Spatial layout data
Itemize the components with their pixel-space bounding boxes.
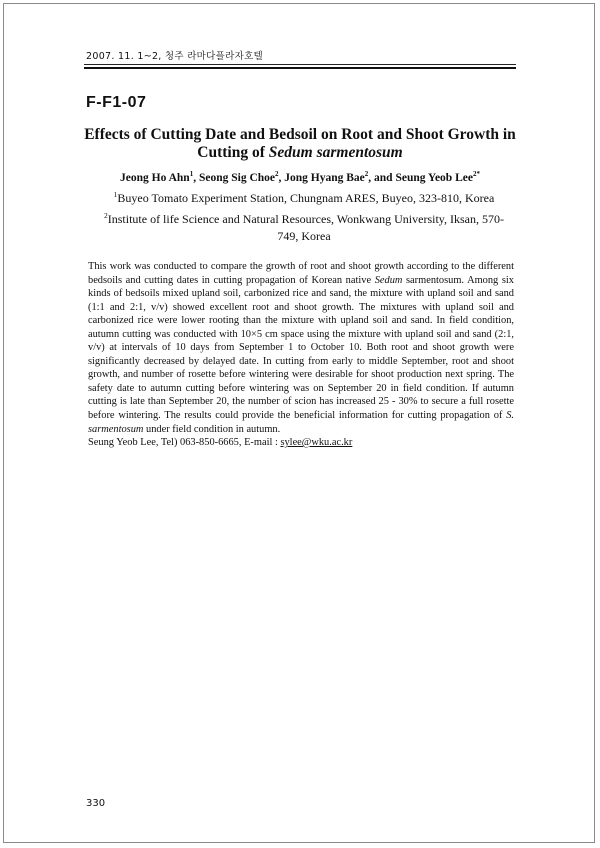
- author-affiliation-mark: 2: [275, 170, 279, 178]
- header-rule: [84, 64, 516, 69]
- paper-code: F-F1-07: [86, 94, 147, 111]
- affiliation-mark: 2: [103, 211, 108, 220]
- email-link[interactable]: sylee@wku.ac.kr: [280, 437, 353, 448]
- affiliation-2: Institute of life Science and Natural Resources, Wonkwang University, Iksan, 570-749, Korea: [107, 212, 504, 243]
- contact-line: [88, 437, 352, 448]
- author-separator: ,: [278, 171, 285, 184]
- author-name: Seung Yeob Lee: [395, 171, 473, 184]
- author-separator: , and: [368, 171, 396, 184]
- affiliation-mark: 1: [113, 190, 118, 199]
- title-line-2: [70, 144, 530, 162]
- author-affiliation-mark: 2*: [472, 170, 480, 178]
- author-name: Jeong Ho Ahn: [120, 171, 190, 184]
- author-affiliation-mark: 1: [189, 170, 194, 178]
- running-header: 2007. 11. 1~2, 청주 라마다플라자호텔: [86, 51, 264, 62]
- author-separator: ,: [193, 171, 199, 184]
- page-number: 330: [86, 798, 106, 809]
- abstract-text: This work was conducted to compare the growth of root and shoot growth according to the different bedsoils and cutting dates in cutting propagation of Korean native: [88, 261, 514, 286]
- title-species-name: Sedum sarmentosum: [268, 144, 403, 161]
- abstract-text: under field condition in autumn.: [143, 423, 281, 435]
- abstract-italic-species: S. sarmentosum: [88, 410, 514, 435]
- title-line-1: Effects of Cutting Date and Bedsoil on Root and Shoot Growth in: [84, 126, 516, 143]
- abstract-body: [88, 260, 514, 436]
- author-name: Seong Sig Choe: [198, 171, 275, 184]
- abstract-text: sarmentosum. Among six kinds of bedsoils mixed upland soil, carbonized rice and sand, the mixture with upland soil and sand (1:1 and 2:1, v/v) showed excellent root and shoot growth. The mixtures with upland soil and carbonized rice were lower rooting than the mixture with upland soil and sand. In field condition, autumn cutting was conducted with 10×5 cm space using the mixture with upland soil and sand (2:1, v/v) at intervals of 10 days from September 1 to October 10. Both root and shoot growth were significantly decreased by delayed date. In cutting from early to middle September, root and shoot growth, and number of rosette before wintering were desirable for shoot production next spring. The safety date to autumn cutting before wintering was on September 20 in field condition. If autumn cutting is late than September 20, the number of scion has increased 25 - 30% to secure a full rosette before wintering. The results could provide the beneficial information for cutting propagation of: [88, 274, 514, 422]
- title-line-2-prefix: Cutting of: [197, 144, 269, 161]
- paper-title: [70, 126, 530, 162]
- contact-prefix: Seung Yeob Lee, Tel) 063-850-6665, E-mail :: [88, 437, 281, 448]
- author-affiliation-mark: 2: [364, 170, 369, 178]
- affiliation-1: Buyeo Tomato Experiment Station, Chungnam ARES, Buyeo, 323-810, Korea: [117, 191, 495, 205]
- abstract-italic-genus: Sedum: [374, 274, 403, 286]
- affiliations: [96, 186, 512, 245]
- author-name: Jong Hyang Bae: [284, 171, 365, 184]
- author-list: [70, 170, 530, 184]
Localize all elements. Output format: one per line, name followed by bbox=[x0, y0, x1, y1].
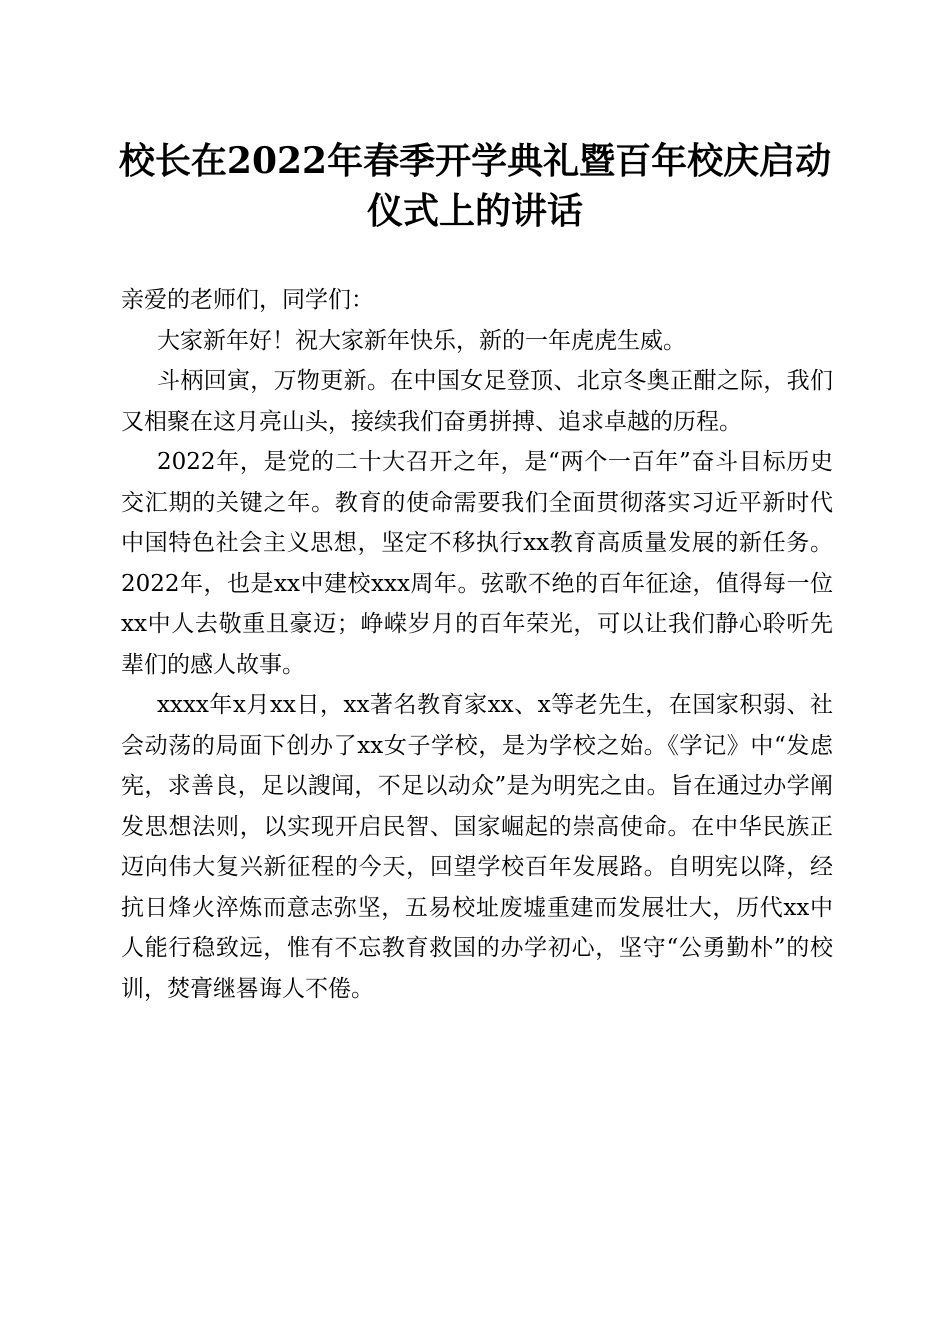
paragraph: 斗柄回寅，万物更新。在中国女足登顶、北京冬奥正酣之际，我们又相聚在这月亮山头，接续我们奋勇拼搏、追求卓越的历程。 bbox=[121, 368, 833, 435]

Work to complete:
Identify every line in the records that contains the word "name", with case counting, and copy each of those lines.

Solution below:
- author-name: Seung Yeob Lee: [395, 171, 473, 184]
- author-name: Jeong Ho Ahn: [120, 171, 190, 184]
- title-species-name: Sedum sarmentosum: [268, 144, 403, 161]
- author-name: Seong Sig Choe: [198, 171, 275, 184]
- author-name: Jong Hyang Bae: [284, 171, 365, 184]
Localize all elements. Output format: one per line, name followed by bbox=[x0, y0, x1, y1].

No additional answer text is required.